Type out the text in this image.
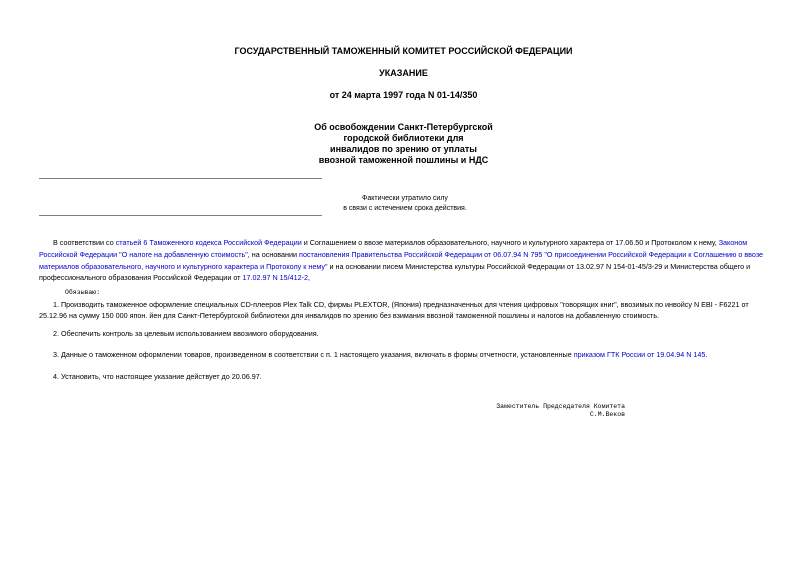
ГОСУДАРСТВЕННЫЙ ТАМОЖЕННЫЙ КОМИТЕТ РОССИЙСКОЙ ФЕДЕРАЦИИ
УКАЗАНИЕ
от 24 марта 1997 года N 01-14/350
Об освобождении Санкт-Петербургской
городской библиотеки для
инвалидов по зрению от уплаты
ввозной таможенной пошлины и НДС
Фактически утратило силу
в связи с истечением срока действия.
В соответствии со статьей 6 Таможенного кодекса Российской Федерации и Соглашением о ввозе материалов образовательного, научного и культурного характера от 17.06.50 и Протоколом к нему, Законом
Российской Федерации "О налоге на добавленную стоимость", на основании постановления Правительства Российской Федерации от 06.07.94 N 795 "О присоединении Российской Федерации к Соглашению о ввозе
материалов образовательного, научного и культурного характера и Протоколу к нему" и на основании писем Министерства культуры Российской Федерации от 13.02.97 N 154-01-45/3-29 и Министерства общего и
профессионального образования Российской Федерации от 17.02.97 N 15/412-2,
Обязываю:
1. Производить таможенное оформление специальных CD-плееров Plex Talk CD, фирмы PLEXTOR, (Япония) предназначенных для чтения цифровых "говорящих книг", ввозимых по инвойсу N EBI - F6221 от
25.12.96 на сумму 150 000 япон. йен для Санкт-Петербургской библиотеки для инвалидов по зрению без взимания ввозной таможенной пошлины и налогов на добавленную стоимость.
2. Обеспечить контроль за целевым использованием ввозимого оборудования.
3. Данные о таможенном оформлении товаров, произведенном в соответствии с п. 1 настоящего указания, включать в формы отчетности, установленные приказом ГТК России от 19.04.94 N 145.
4. Установить, что настоящее указание действует до 20.06.97.
Заместитель Председателя Комитета
С.М.Веков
########
• **WHAT THE TASK REQUIRES**:
Keep the pictures out and write out the records exactly.

• **EXERCISE RESPONSE**:
Type out the text in this image.
ГОСУДАРСТВЕННЫЙ ТАМОЖЕННЫЙ КОМИТЕТ РОССИЙСКОЙ ФЕДЕРАЦИИ
УКАЗАНИЕ
от 24 марта 1997 года N 01-14/350
Об освобождении Санкт-Петербургской
городской библиотеки для
инвалидов по зрению от уплаты
ввозной таможенной пошлины и НДС
Фактически утратило силу
в связи с истечением срока действия.
В соответствии со статьей 6 Таможенного кодекса Российской Федерации и Соглашением о ввозе материалов образовательного, научного и культурного характера от 17.06.50 и Протоколом к нему, Законом
Российской Федерации "О налоге на добавленную стоимость", на основании постановления Правительства Российской Федерации от 06.07.94 N 795 "О присоединении Российской Федерации к Соглашению о ввозе
материалов образовательного, научного и культурного характера и Протоколу к нему" и на основании писем Министерства культуры Российской Федерации от 13.02.97 N 154-01-45/3-29 и Министерства общего и
профессионального образования Российской Федерации от 17.02.97 N 15/412-2,
Обязываю:
1. Производить таможенное оформление специальных CD-плееров Plex Talk CD, фирмы PLEXTOR, (Япония) предназначенных для чтения цифровых "говорящих книг", ввозимых по инвойсу N EBI - F6221 от
25.12.96 на сумму 150 000 япон. йен для Санкт-Петербургской библиотеки для инвалидов по зрению без взимания ввозной таможенной пошлины и налогов на добавленную стоимость.
2. Обеспечить контроль за целевым использованием ввозимого оборудования.
3. Данные о таможенном оформлении товаров, произведенном в соответствии с п. 1 настоящего указания, включать в формы отчетности, установленные приказом ГТК России от 19.04.94 N 145.
4. Установить, что настоящее указание действует до 20.06.97.
Заместитель Председателя Комитета
С.М.Веков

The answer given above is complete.